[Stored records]

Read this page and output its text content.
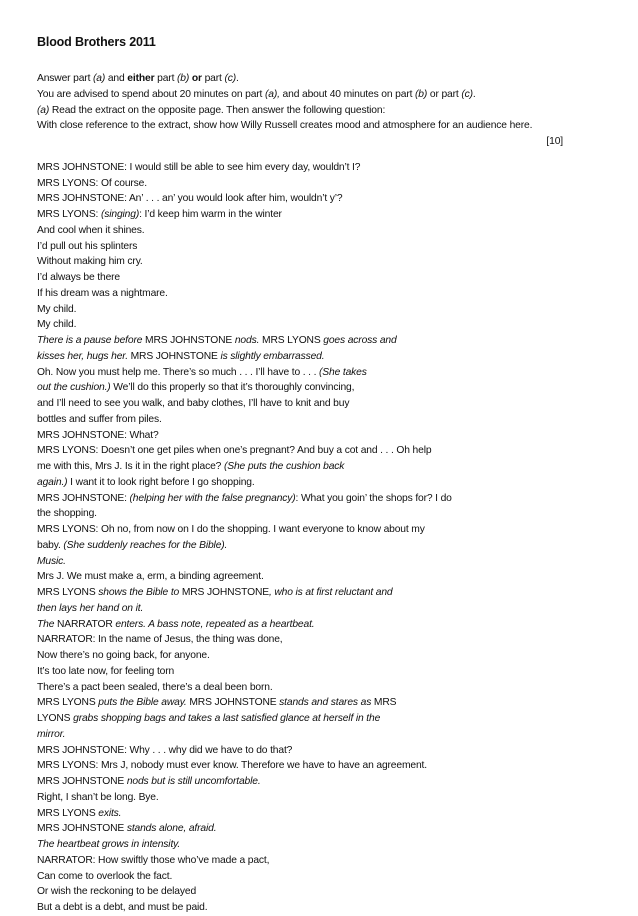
Blood Brothers 2011
Answer part (a) and either part (b) or part (c).
You are advised to spend about 20 minutes on part (a), and about 40 minutes on part (b) or part (c).
(a) Read the extract on the opposite page. Then answer the following question:
With close reference to the extract, show how Willy Russell creates mood and atmosphere for an audience here.
[10]
MRS JOHNSTONE: I would still be able to see him every day, wouldn’t I?
MRS LYONS: Of course.
MRS JOHNSTONE: An’ . . . an’ you would look after him, wouldn’t y’?
MRS LYONS: (singing): I’d keep him warm in the winter
And cool when it shines.
I’d pull out his splinters
Without making him cry.
I’d always be there
If his dream was a nightmare.
My child.
My child.
There is a pause before MRS JOHNSTONE nods. MRS LYONS goes across and
kisses her, hugs her. MRS JOHNSTONE is slightly embarrassed.
Oh. Now you must help me. There’s so much . . . I’ll have to . . . (She takes
out the cushion.) We’ll do this properly so that it’s thoroughly convincing,
and I’ll need to see you walk, and baby clothes, I’ll have to knit and buy
bottles and suffer from piles.
MRS JOHNSTONE: What?
MRS LYONS: Doesn’t one get piles when one’s pregnant? And buy a cot and . . . Oh help
me with this, Mrs J. Is it in the right place? (She puts the cushion back
again.) I want it to look right before I go shopping.
MRS JOHNSTONE: (helping her with the false pregnancy): What you goin’ the shops for? I do
the shopping.
MRS LYONS: Oh no, from now on I do the shopping. I want everyone to know about my
baby. (She suddenly reaches for the Bible).
Music.
Mrs J. We must make a, erm, a binding agreement.
MRS LYONS shows the Bible to MRS JOHNSTONE, who is at first reluctant and
then lays her hand on it.
The NARRATOR enters. A bass note, repeated as a heartbeat.
NARRATOR: In the name of Jesus, the thing was done,
Now there’s no going back, for anyone.
It’s too late now, for feeling torn
There’s a pact been sealed, there’s a deal been born.
MRS LYONS puts the Bible away. MRS JOHNSTONE stands and stares as MRS
LYONS grabs shopping bags and takes a last satisfied glance at herself in the
mirror.
MRS JOHNSTONE: Why . . . why did we have to do that?
MRS LYONS: Mrs J, nobody must ever know. Therefore we have to have an agreement.
MRS JOHNSTONE nods but is still uncomfortable.
Right, I shan’t be long. Bye.
MRS LYONS exits.
MRS JOHNSTONE stands alone, afraid.
The heartbeat grows in intensity.
NARRATOR: How swiftly those who’ve made a pact,
Can come to overlook the fact.
Or wish the reckoning to be delayed
But a debt is a debt, and must be paid.
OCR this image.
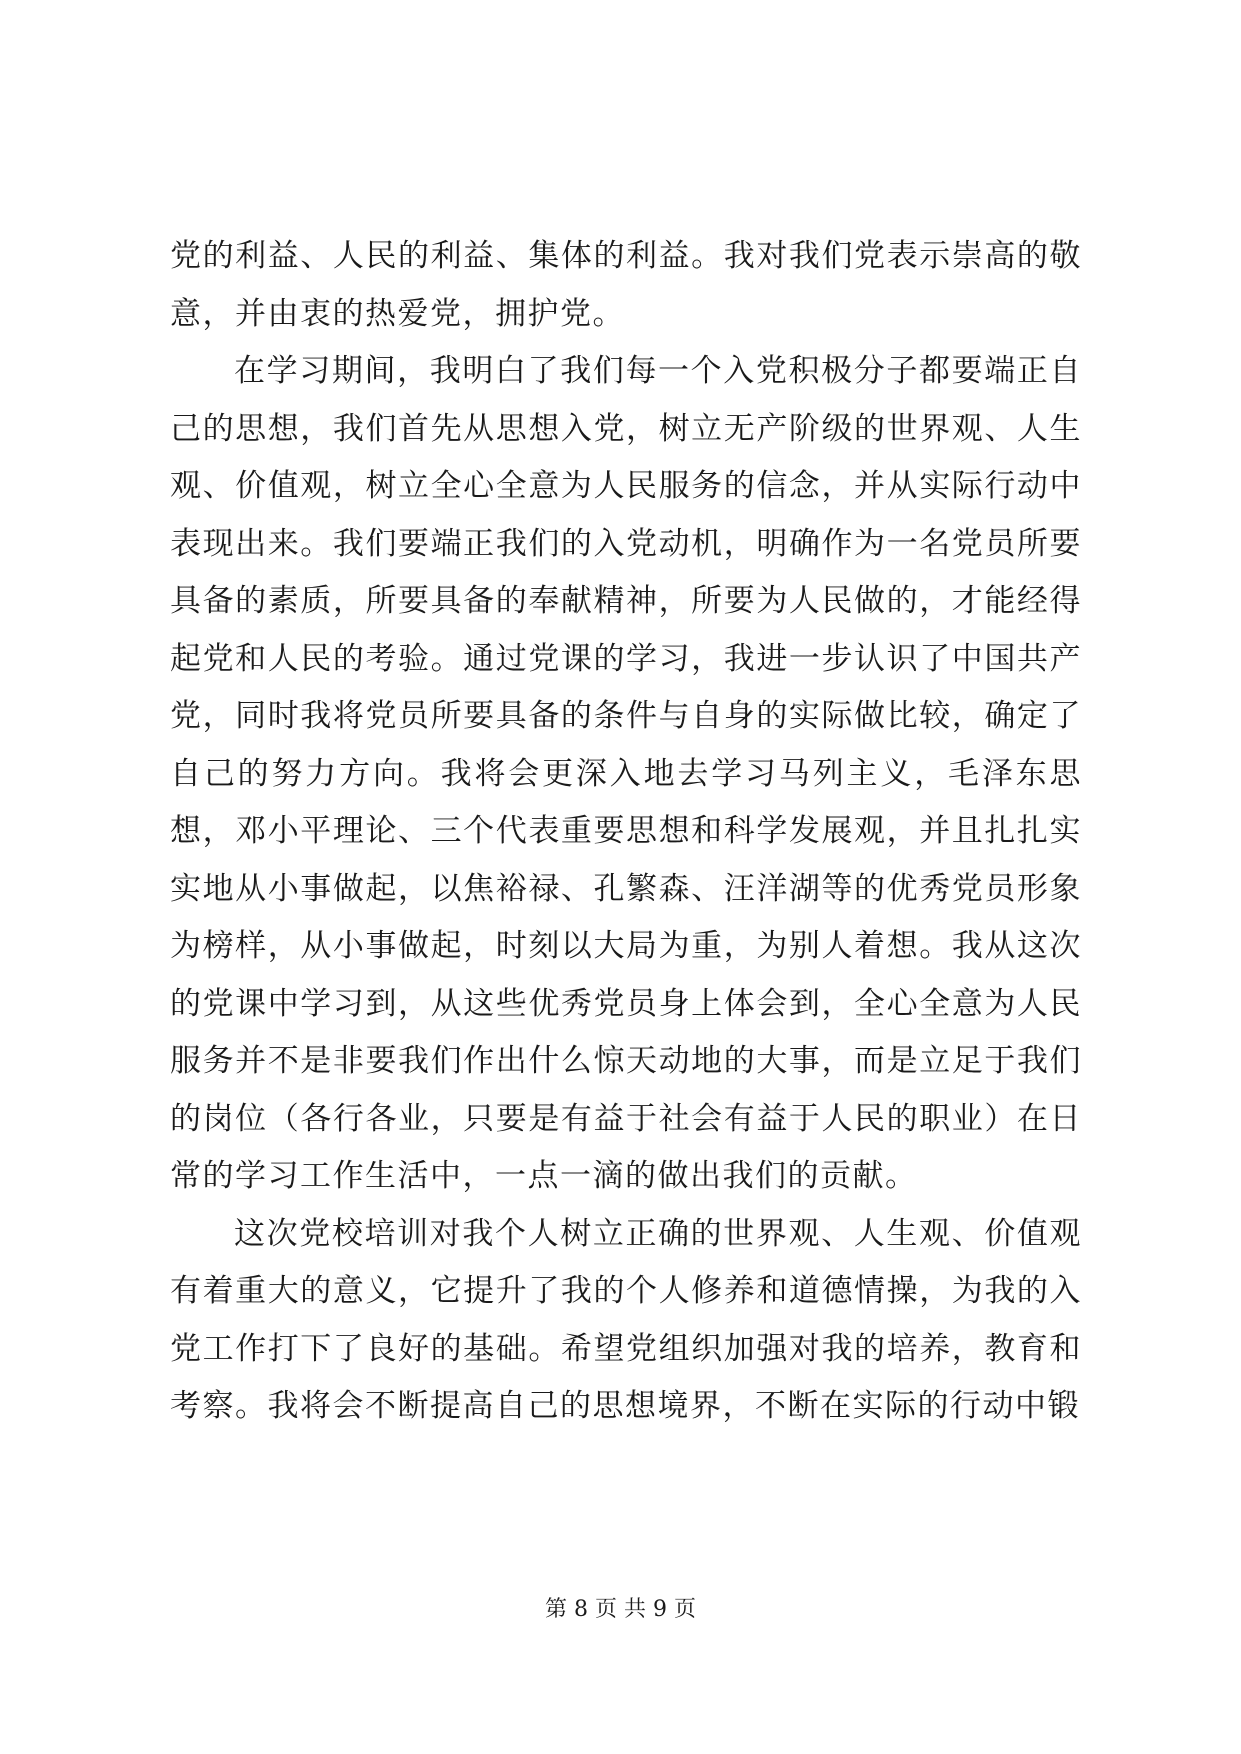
党的利益、人民的利益、集体的利益。我对我们党表示崇高的敬意，并由衷的热爱党，拥护党。

在学习期间，我明白了我们每一个入党积极分子都要端正自己的思想，我们首先从思想入党，树立无产阶级的世界观、人生观、价值观，树立全心全意为人民服务的信念，并从实际行动中表现出来。我们要端正我们的入党动机，明确作为一名党员所要具备的素质，所要具备的奉献精神，所要为人民做的，才能经得起党和人民的考验。通过党课的学习，我进一步认识了中国共产党，同时我将党员所要具备的条件与自身的实际做比较，确定了自己的努力方向。我将会更深入地去学习马列主义，毛泽东思想，邓小平理论、三个代表重要思想和科学发展观，并且扎扎实实地从小事做起，以焦裕禄、孔繁森、汪洋湖等的优秀党员形象为榜样，从小事做起，时刻以大局为重，为别人着想。我从这次的党课中学习到，从这些优秀党员身上体会到，全心全意为人民服务并不是非要我们作出什么惊天动地的大事，而是立足于我们的岗位（各行各业，只要是有益于社会有益于人民的职业）在日常的学习工作生活中，一点一滴的做出我们的贡献。

这次党校培训对我个人树立正确的世界观、人生观、价值观有着重大的意义，它提升了我的个人修养和道德情操，为我的入党工作打下了良好的基础。希望党组织加强对我的培养，教育和考察。我将会不断提高自己的思想境界，不断在实际的行动中锻

第 8 页 共 9 页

Problem to work on: Reproduce the records above exactly, leaving out every picture they contain.

Answer for the task:
Read this page and output its text content.
Blood Brothers 2011
Answer part (a) and either part (b) or part (c).
You are advised to spend about 20 minutes on part (a), and about 40 minutes on part (b) or part (c).
(a) Read the extract on the opposite page. Then answer the following question:
With close reference to the extract, show how Willy Russell creates mood and atmosphere for an audience here.
[10]
MRS JOHNSTONE: I would still be able to see him every day, wouldn’t I?
MRS LYONS: Of course.
MRS JOHNSTONE: An’ . . . an’ you would look after him, wouldn’t y’?
MRS LYONS: (singing): I’d keep him warm in the winter
And cool when it shines.
I’d pull out his splinters
Without making him cry.
I’d always be there
If his dream was a nightmare.
My child.
My child.
There is a pause before MRS JOHNSTONE nods. MRS LYONS goes across and
kisses her, hugs her. MRS JOHNSTONE is slightly embarrassed.
Oh. Now you must help me. There’s so much . . . I’ll have to . . . (She takes
out the cushion.) We’ll do this properly so that it’s thoroughly convincing,
and I’ll need to see you walk, and baby clothes, I’ll have to knit and buy
bottles and suffer from piles.
MRS JOHNSTONE: What?
MRS LYONS: Doesn’t one get piles when one’s pregnant? And buy a cot and . . . Oh help
me with this, Mrs J. Is it in the right place? (She puts the cushion back
again.) I want it to look right before I go shopping.
MRS JOHNSTONE: (helping her with the false pregnancy): What you goin’ the shops for? I do
the shopping.
MRS LYONS: Oh no, from now on I do the shopping. I want everyone to know about my
baby. (She suddenly reaches for the Bible).
Music.
Mrs J. We must make a, erm, a binding agreement.
MRS LYONS shows the Bible to MRS JOHNSTONE, who is at first reluctant and
then lays her hand on it.
The NARRATOR enters. A bass note, repeated as a heartbeat.
NARRATOR: In the name of Jesus, the thing was done,
Now there’s no going back, for anyone.
It’s too late now, for feeling torn
There’s a pact been sealed, there’s a deal been born.
MRS LYONS puts the Bible away. MRS JOHNSTONE stands and stares as MRS
LYONS grabs shopping bags and takes a last satisfied glance at herself in the
mirror.
MRS JOHNSTONE: Why . . . why did we have to do that?
MRS LYONS: Mrs J, nobody must ever know. Therefore we have to have an agreement.
MRS JOHNSTONE nods but is still uncomfortable.
Right, I shan’t be long. Bye.
MRS LYONS exits.
MRS JOHNSTONE stands alone, afraid.
The heartbeat grows in intensity.
NARRATOR: How swiftly those who’ve made a pact,
Can come to overlook the fact.
Or wish the reckoning to be delayed
But a debt is a debt, and must be paid.
OCR this image.
党的利益、人民的利益、集体的利益。我对我们党表示崇高的敬意，并由衷的热爱党，拥护党。

在学习期间，我明白了我们每一个入党积极分子都要端正自己的思想，我们首先从思想入党，树立无产阶级的世界观、人生观、价值观，树立全心全意为人民服务的信念，并从实际行动中表现出来。我们要端正我们的入党动机，明确作为一名党员所要具备的素质，所要具备的奉献精神，所要为人民做的，才能经得起党和人民的考验。通过党课的学习，我进一步认识了中国共产党，同时我将党员所要具备的条件与自身的实际做比较，确定了自己的努力方向。我将会更深入地去学习马列主义，毛泽东思想，邓小平理论、三个代表重要思想和科学发展观，并且扎扎实实地从小事做起，以焦裕禄、孔繁森、汪洋湖等的优秀党员形象为榜样，从小事做起，时刻以大局为重，为别人着想。我从这次的党课中学习到，从这些优秀党员身上体会到，全心全意为人民服务并不是非要我们作出什么惊天动地的大事，而是立足于我们的岗位（各行各业，只要是有益于社会有益于人民的职业）在日常的学习工作生活中，一点一滴的做出我们的贡献。

这次党校培训对我个人树立正确的世界观、人生观、价值观有着重大的意义，它提升了我的个人修养和道德情操，为我的入党工作打下了良好的基础。希望党组织加强对我的培养，教育和考察。我将会不断提高自己的思想境界，不断在实际的行动中锻

第 8 页 共 9 页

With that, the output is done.